Items from a data source
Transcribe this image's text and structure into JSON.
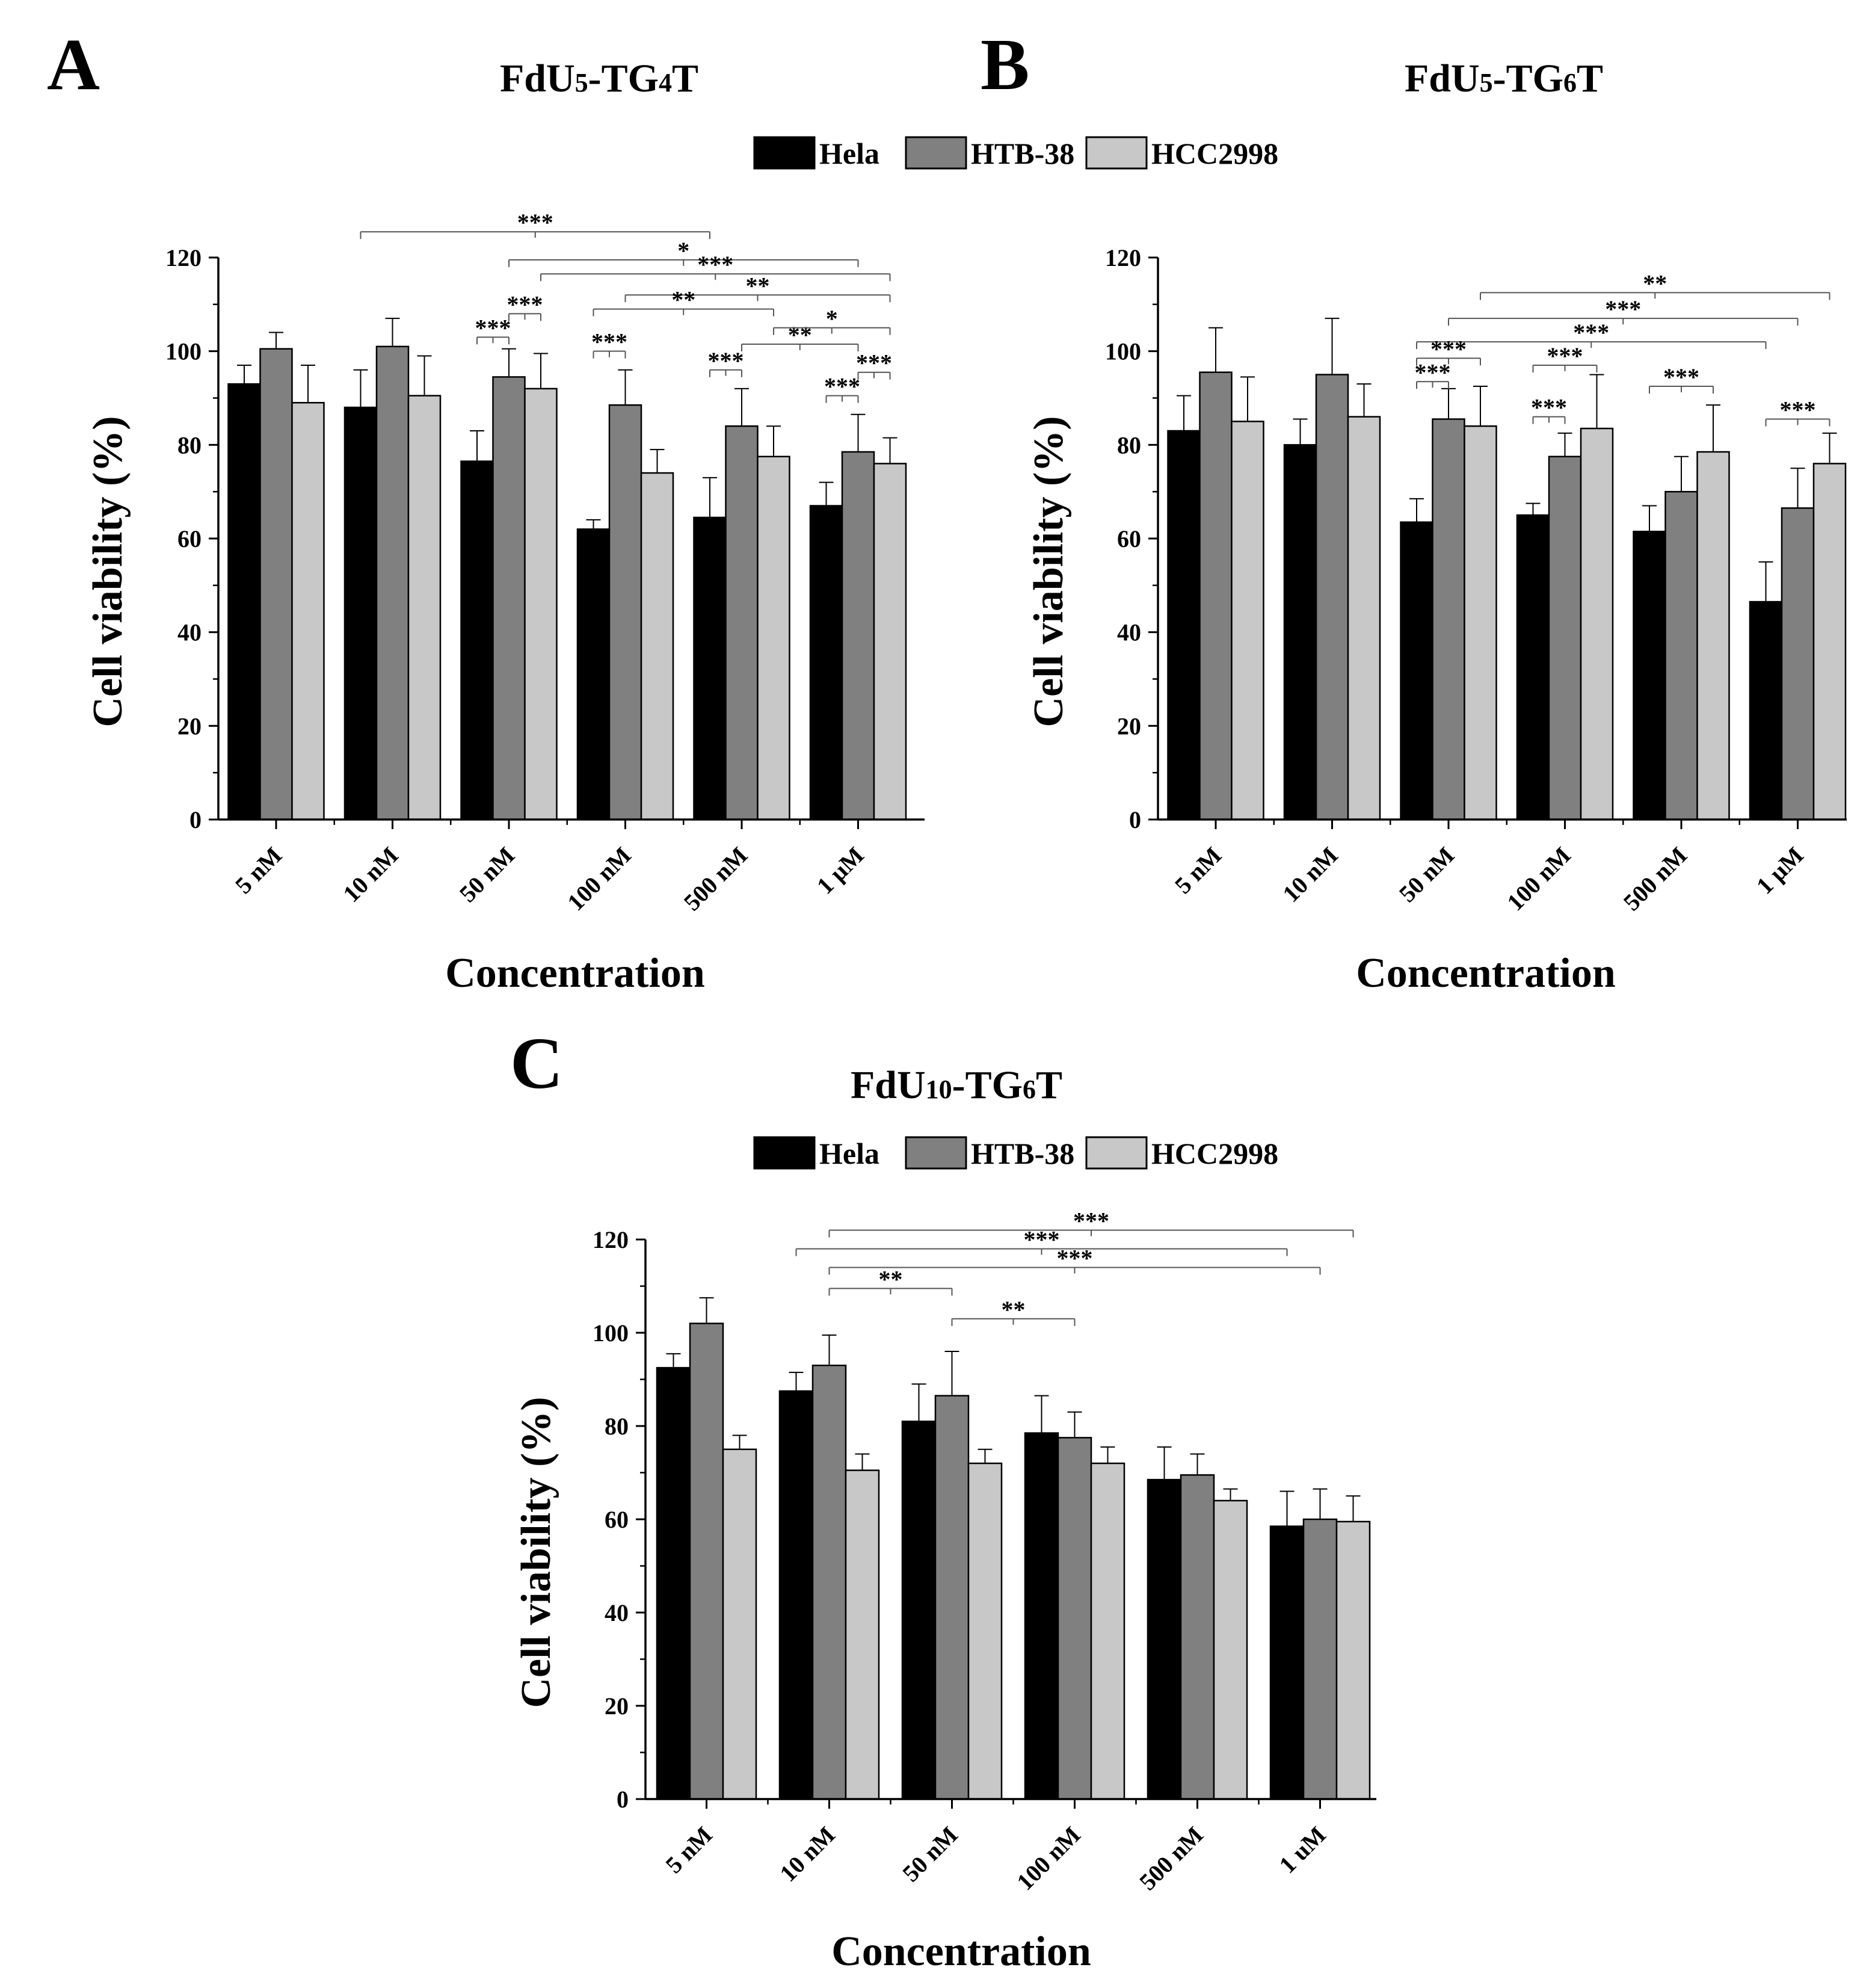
{
  "legend": {
    "items": [
      {
        "label": "Hela",
        "color": "#000000"
      },
      {
        "label": "HTB-38",
        "color": "#808080"
      },
      {
        "label": "HCC2998",
        "color": "#c8c8c8"
      }
    ]
  },
  "chart_data": [
    {
      "panel": "A",
      "type": "bar",
      "title": "FdU",
      "title_parts": {
        "a": "FdU",
        "b": "5",
        "c": "-TG",
        "d": "4",
        "e": "T"
      },
      "xlabel": "Concentration",
      "ylabel": "Cell viability (%)",
      "ylim": [
        0,
        120
      ],
      "yticks": [
        0,
        20,
        40,
        60,
        80,
        100,
        120
      ],
      "categories": [
        "5 nM",
        "10 nM",
        "50 nM",
        "100 nM",
        "500 nM",
        "1 µM"
      ],
      "series": [
        {
          "name": "Hela",
          "values": [
            93,
            88,
            76.5,
            62,
            64.5,
            67
          ],
          "errors": [
            4,
            8,
            6.5,
            2,
            8.5,
            5
          ]
        },
        {
          "name": "HTB-38",
          "values": [
            100.5,
            101,
            94.5,
            88.5,
            84,
            78.5
          ],
          "errors": [
            3.5,
            6,
            6,
            7.5,
            8,
            8
          ]
        },
        {
          "name": "HCC2998",
          "values": [
            89,
            90.5,
            92,
            74,
            77.5,
            76
          ],
          "errors": [
            8,
            8.5,
            7.5,
            5,
            6.5,
            5.5
          ]
        }
      ],
      "significance": [
        {
          "from": [
            1,
            0
          ],
          "to": [
            4,
            0
          ],
          "value": 125.5,
          "label": "***"
        },
        {
          "from": [
            2,
            1
          ],
          "to": [
            5,
            1
          ],
          "value": 119.5,
          "label": "*"
        },
        {
          "from": [
            2,
            2
          ],
          "to": [
            5,
            2
          ],
          "value": 116.5,
          "label": "***"
        },
        {
          "from": [
            3,
            1
          ],
          "to": [
            5,
            2
          ],
          "value": 112,
          "label": "**"
        },
        {
          "from": [
            3,
            0
          ],
          "to": [
            4,
            2
          ],
          "value": 109,
          "label": "**"
        },
        {
          "from": [
            2,
            0
          ],
          "to": [
            2,
            1
          ],
          "value": 103,
          "label": "***"
        },
        {
          "from": [
            2,
            1
          ],
          "to": [
            2,
            2
          ],
          "value": 108,
          "label": "***"
        },
        {
          "from": [
            3,
            0
          ],
          "to": [
            3,
            1
          ],
          "value": 100,
          "label": "***"
        },
        {
          "from": [
            4,
            1
          ],
          "to": [
            5,
            1
          ],
          "value": 101.5,
          "label": "**"
        },
        {
          "from": [
            4,
            2
          ],
          "to": [
            5,
            2
          ],
          "value": 105,
          "label": "*"
        },
        {
          "from": [
            4,
            0
          ],
          "to": [
            4,
            1
          ],
          "value": 96,
          "label": "***"
        },
        {
          "from": [
            5,
            0
          ],
          "to": [
            5,
            1
          ],
          "value": 90.5,
          "label": "***"
        },
        {
          "from": [
            5,
            1
          ],
          "to": [
            5,
            2
          ],
          "value": 95.5,
          "label": "***"
        }
      ]
    },
    {
      "panel": "B",
      "type": "bar",
      "title": "FdU",
      "title_parts": {
        "a": "FdU",
        "b": "5",
        "c": "-TG",
        "d": "6",
        "e": "T"
      },
      "xlabel": "Concentration",
      "ylabel": "Cell viability (%)",
      "ylim": [
        0,
        120
      ],
      "yticks": [
        0,
        20,
        40,
        60,
        80,
        100,
        120
      ],
      "categories": [
        "5 nM",
        "10 nM",
        "50 nM",
        "100 nM",
        "500 nM",
        "1 µM"
      ],
      "series": [
        {
          "name": "Hela",
          "values": [
            83,
            80,
            63.5,
            65,
            61.5,
            46.5
          ],
          "errors": [
            7.5,
            5.5,
            5,
            2.5,
            5.5,
            8.5
          ]
        },
        {
          "name": "HTB-38",
          "values": [
            95.5,
            95,
            85.5,
            77.5,
            70,
            66.5
          ],
          "errors": [
            9.5,
            12,
            6.5,
            5,
            7.5,
            8.5
          ]
        },
        {
          "name": "HCC2998",
          "values": [
            85,
            86,
            84,
            83.5,
            78.5,
            76
          ],
          "errors": [
            9.5,
            7,
            8.5,
            11.5,
            10,
            6.5
          ]
        }
      ],
      "significance": [
        {
          "from": [
            2,
            2
          ],
          "to": [
            5,
            2
          ],
          "value": 112.5,
          "label": "**"
        },
        {
          "from": [
            2,
            1
          ],
          "to": [
            5,
            1
          ],
          "value": 107,
          "label": "***"
        },
        {
          "from": [
            2,
            0
          ],
          "to": [
            5,
            0
          ],
          "value": 102,
          "label": "***"
        },
        {
          "from": [
            2,
            0
          ],
          "to": [
            2,
            1
          ],
          "value": 93.5,
          "label": "***"
        },
        {
          "from": [
            2,
            0
          ],
          "to": [
            2,
            2
          ],
          "value": 98.5,
          "label": "***"
        },
        {
          "from": [
            3,
            0
          ],
          "to": [
            3,
            2
          ],
          "value": 97,
          "label": "***"
        },
        {
          "from": [
            3,
            0
          ],
          "to": [
            3,
            1
          ],
          "value": 86,
          "label": "***"
        },
        {
          "from": [
            4,
            0
          ],
          "to": [
            4,
            2
          ],
          "value": 92.5,
          "label": "***"
        },
        {
          "from": [
            5,
            0
          ],
          "to": [
            5,
            2
          ],
          "value": 85.5,
          "label": "***"
        }
      ]
    },
    {
      "panel": "C",
      "type": "bar",
      "title": "FdU",
      "title_parts": {
        "a": "FdU",
        "b": "10",
        "c": "-TG",
        "d": "6",
        "e": "T"
      },
      "xlabel": "Concentration",
      "ylabel": "Cell viability (%)",
      "ylim": [
        0,
        120
      ],
      "yticks": [
        0,
        20,
        40,
        60,
        80,
        100,
        120
      ],
      "categories": [
        "5 nM",
        "10 nM",
        "50 nM",
        "100 nM",
        "500 nM",
        "1 uM"
      ],
      "series": [
        {
          "name": "Hela",
          "values": [
            92.5,
            87.5,
            81,
            78.5,
            68.5,
            58.5
          ],
          "errors": [
            3,
            4,
            8,
            8,
            7,
            7.5
          ]
        },
        {
          "name": "HTB-38",
          "values": [
            102,
            93,
            86.5,
            77.5,
            69.5,
            60
          ],
          "errors": [
            5.5,
            6.5,
            9.5,
            5.5,
            4.5,
            6.5
          ]
        },
        {
          "name": "HCC2998",
          "values": [
            75,
            70.5,
            72,
            72,
            64,
            59.5
          ],
          "errors": [
            3,
            3.5,
            3,
            3.5,
            2.5,
            5.5
          ]
        }
      ],
      "significance": [
        {
          "from": [
            1,
            1
          ],
          "to": [
            5,
            2
          ],
          "value": 122,
          "label": "***"
        },
        {
          "from": [
            1,
            0
          ],
          "to": [
            5,
            0
          ],
          "value": 118,
          "label": "***"
        },
        {
          "from": [
            1,
            1
          ],
          "to": [
            5,
            1
          ],
          "value": 114,
          "label": "***"
        },
        {
          "from": [
            1,
            1
          ],
          "to": [
            2,
            1
          ],
          "value": 109.5,
          "label": "**"
        },
        {
          "from": [
            2,
            1
          ],
          "to": [
            3,
            1
          ],
          "value": 103,
          "label": "**"
        }
      ]
    }
  ]
}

▸ **Exercise description**: Restate the full listing verbatim and drop every picture.

▸ **Written answer**:
Transcribe this image's text and structure into JSON.
{
  "legend": {
    "items": [
      {
        "label": "Hela",
        "color": "#000000"
      },
      {
        "label": "HTB-38",
        "color": "#808080"
      },
      {
        "label": "HCC2998",
        "color": "#c8c8c8"
      }
    ]
  },
  "chart_data": [
    {
      "panel": "A",
      "type": "bar",
      "title": "FdU",
      "title_parts": {
        "a": "FdU",
        "b": "5",
        "c": "-TG",
        "d": "4",
        "e": "T"
      },
      "xlabel": "Concentration",
      "ylabel": "Cell viability (%)",
      "ylim": [
        0,
        120
      ],
      "yticks": [
        0,
        20,
        40,
        60,
        80,
        100,
        120
      ],
      "categories": [
        "5 nM",
        "10 nM",
        "50 nM",
        "100 nM",
        "500 nM",
        "1 µM"
      ],
      "series": [
        {
          "name": "Hela",
          "values": [
            93,
            88,
            76.5,
            62,
            64.5,
            67
          ],
          "errors": [
            4,
            8,
            6.5,
            2,
            8.5,
            5
          ]
        },
        {
          "name": "HTB-38",
          "values": [
            100.5,
            101,
            94.5,
            88.5,
            84,
            78.5
          ],
          "errors": [
            3.5,
            6,
            6,
            7.5,
            8,
            8
          ]
        },
        {
          "name": "HCC2998",
          "values": [
            89,
            90.5,
            92,
            74,
            77.5,
            76
          ],
          "errors": [
            8,
            8.5,
            7.5,
            5,
            6.5,
            5.5
          ]
        }
      ],
      "significance": [
        {
          "from": [
            1,
            0
          ],
          "to": [
            4,
            0
          ],
          "value": 125.5,
          "label": "***"
        },
        {
          "from": [
            2,
            1
          ],
          "to": [
            5,
            1
          ],
          "value": 119.5,
          "label": "*"
        },
        {
          "from": [
            2,
            2
          ],
          "to": [
            5,
            2
          ],
          "value": 116.5,
          "label": "***"
        },
        {
          "from": [
            3,
            1
          ],
          "to": [
            5,
            2
          ],
          "value": 112,
          "label": "**"
        },
        {
          "from": [
            3,
            0
          ],
          "to": [
            4,
            2
          ],
          "value": 109,
          "label": "**"
        },
        {
          "from": [
            2,
            0
          ],
          "to": [
            2,
            1
          ],
          "value": 103,
          "label": "***"
        },
        {
          "from": [
            2,
            1
          ],
          "to": [
            2,
            2
          ],
          "value": 108,
          "label": "***"
        },
        {
          "from": [
            3,
            0
          ],
          "to": [
            3,
            1
          ],
          "value": 100,
          "label": "***"
        },
        {
          "from": [
            4,
            1
          ],
          "to": [
            5,
            1
          ],
          "value": 101.5,
          "label": "**"
        },
        {
          "from": [
            4,
            2
          ],
          "to": [
            5,
            2
          ],
          "value": 105,
          "label": "*"
        },
        {
          "from": [
            4,
            0
          ],
          "to": [
            4,
            1
          ],
          "value": 96,
          "label": "***"
        },
        {
          "from": [
            5,
            0
          ],
          "to": [
            5,
            1
          ],
          "value": 90.5,
          "label": "***"
        },
        {
          "from": [
            5,
            1
          ],
          "to": [
            5,
            2
          ],
          "value": 95.5,
          "label": "***"
        }
      ]
    },
    {
      "panel": "B",
      "type": "bar",
      "title": "FdU",
      "title_parts": {
        "a": "FdU",
        "b": "5",
        "c": "-TG",
        "d": "6",
        "e": "T"
      },
      "xlabel": "Concentration",
      "ylabel": "Cell viability (%)",
      "ylim": [
        0,
        120
      ],
      "yticks": [
        0,
        20,
        40,
        60,
        80,
        100,
        120
      ],
      "categories": [
        "5 nM",
        "10 nM",
        "50 nM",
        "100 nM",
        "500 nM",
        "1 µM"
      ],
      "series": [
        {
          "name": "Hela",
          "values": [
            83,
            80,
            63.5,
            65,
            61.5,
            46.5
          ],
          "errors": [
            7.5,
            5.5,
            5,
            2.5,
            5.5,
            8.5
          ]
        },
        {
          "name": "HTB-38",
          "values": [
            95.5,
            95,
            85.5,
            77.5,
            70,
            66.5
          ],
          "errors": [
            9.5,
            12,
            6.5,
            5,
            7.5,
            8.5
          ]
        },
        {
          "name": "HCC2998",
          "values": [
            85,
            86,
            84,
            83.5,
            78.5,
            76
          ],
          "errors": [
            9.5,
            7,
            8.5,
            11.5,
            10,
            6.5
          ]
        }
      ],
      "significance": [
        {
          "from": [
            2,
            2
          ],
          "to": [
            5,
            2
          ],
          "value": 112.5,
          "label": "**"
        },
        {
          "from": [
            2,
            1
          ],
          "to": [
            5,
            1
          ],
          "value": 107,
          "label": "***"
        },
        {
          "from": [
            2,
            0
          ],
          "to": [
            5,
            0
          ],
          "value": 102,
          "label": "***"
        },
        {
          "from": [
            2,
            0
          ],
          "to": [
            2,
            1
          ],
          "value": 93.5,
          "label": "***"
        },
        {
          "from": [
            2,
            0
          ],
          "to": [
            2,
            2
          ],
          "value": 98.5,
          "label": "***"
        },
        {
          "from": [
            3,
            0
          ],
          "to": [
            3,
            2
          ],
          "value": 97,
          "label": "***"
        },
        {
          "from": [
            3,
            0
          ],
          "to": [
            3,
            1
          ],
          "value": 86,
          "label": "***"
        },
        {
          "from": [
            4,
            0
          ],
          "to": [
            4,
            2
          ],
          "value": 92.5,
          "label": "***"
        },
        {
          "from": [
            5,
            0
          ],
          "to": [
            5,
            2
          ],
          "value": 85.5,
          "label": "***"
        }
      ]
    },
    {
      "panel": "C",
      "type": "bar",
      "title": "FdU",
      "title_parts": {
        "a": "FdU",
        "b": "10",
        "c": "-TG",
        "d": "6",
        "e": "T"
      },
      "xlabel": "Concentration",
      "ylabel": "Cell viability (%)",
      "ylim": [
        0,
        120
      ],
      "yticks": [
        0,
        20,
        40,
        60,
        80,
        100,
        120
      ],
      "categories": [
        "5 nM",
        "10 nM",
        "50 nM",
        "100 nM",
        "500 nM",
        "1 uM"
      ],
      "series": [
        {
          "name": "Hela",
          "values": [
            92.5,
            87.5,
            81,
            78.5,
            68.5,
            58.5
          ],
          "errors": [
            3,
            4,
            8,
            8,
            7,
            7.5
          ]
        },
        {
          "name": "HTB-38",
          "values": [
            102,
            93,
            86.5,
            77.5,
            69.5,
            60
          ],
          "errors": [
            5.5,
            6.5,
            9.5,
            5.5,
            4.5,
            6.5
          ]
        },
        {
          "name": "HCC2998",
          "values": [
            75,
            70.5,
            72,
            72,
            64,
            59.5
          ],
          "errors": [
            3,
            3.5,
            3,
            3.5,
            2.5,
            5.5
          ]
        }
      ],
      "significance": [
        {
          "from": [
            1,
            1
          ],
          "to": [
            5,
            2
          ],
          "value": 122,
          "label": "***"
        },
        {
          "from": [
            1,
            0
          ],
          "to": [
            5,
            0
          ],
          "value": 118,
          "label": "***"
        },
        {
          "from": [
            1,
            1
          ],
          "to": [
            5,
            1
          ],
          "value": 114,
          "label": "***"
        },
        {
          "from": [
            1,
            1
          ],
          "to": [
            2,
            1
          ],
          "value": 109.5,
          "label": "**"
        },
        {
          "from": [
            2,
            1
          ],
          "to": [
            3,
            1
          ],
          "value": 103,
          "label": "**"
        }
      ]
    }
  ]
}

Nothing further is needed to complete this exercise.